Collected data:
══════════════════════════════

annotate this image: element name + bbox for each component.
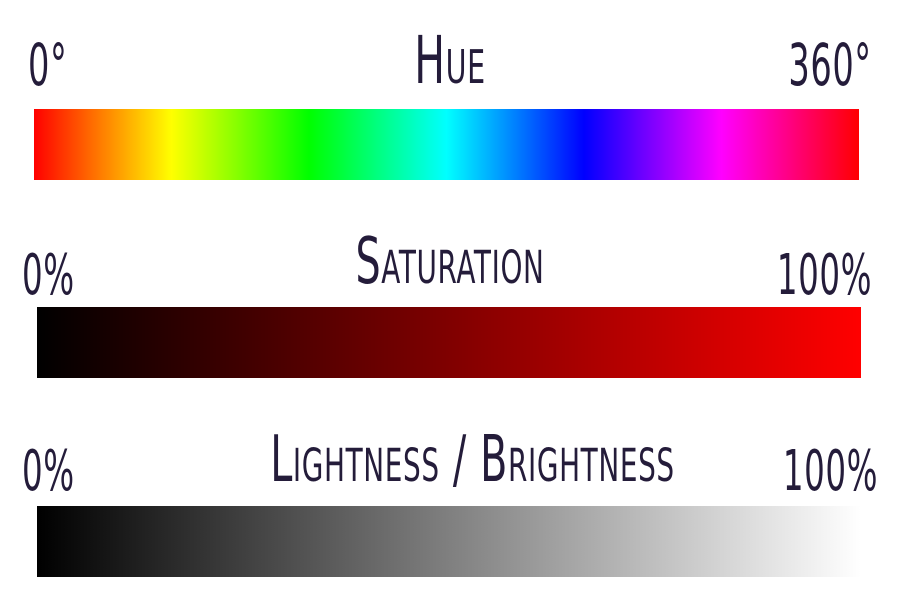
hue-gradient-bar	[34, 109, 859, 180]
saturation-min-label: 0%	[22, 243, 75, 308]
lightness-max-label: 100%	[782, 439, 878, 504]
hue-min-label: 0°	[28, 31, 68, 99]
saturation-title: Saturation	[355, 225, 545, 299]
lightness-gradient-bar	[37, 506, 861, 577]
saturation-max-label: 100%	[776, 243, 872, 308]
hue-title: Hue	[414, 22, 486, 99]
lightness-min-label: 0%	[22, 439, 75, 504]
lightness-title: Lightness / Brightness	[270, 423, 675, 497]
saturation-gradient-bar	[37, 307, 861, 378]
hue-max-label: 360°	[788, 31, 872, 99]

══════════════════════════════

:: YOUR INSTRUCTIONS ::
Rewrite all of these lines, swapping "Brightness" for "Value" and changing nothing else. Leave the pictures out.

:: RESULT OF THE TASK ::
annotate this image: element name + bbox for each component.
hue-gradient-bar	[34, 109, 859, 180]
saturation-min-label: 0%	[22, 243, 75, 308]
lightness-max-label: 100%	[782, 439, 878, 504]
hue-min-label: 0°	[28, 31, 68, 99]
saturation-title: Saturation	[355, 225, 545, 299]
lightness-gradient-bar	[37, 506, 861, 577]
saturation-max-label: 100%	[776, 243, 872, 308]
hue-title: Hue	[414, 22, 486, 99]
lightness-min-label: 0%	[22, 439, 75, 504]
lightness-title: Lightness / Value	[270, 423, 675, 497]
saturation-gradient-bar	[37, 307, 861, 378]
hue-max-label: 360°	[788, 31, 872, 99]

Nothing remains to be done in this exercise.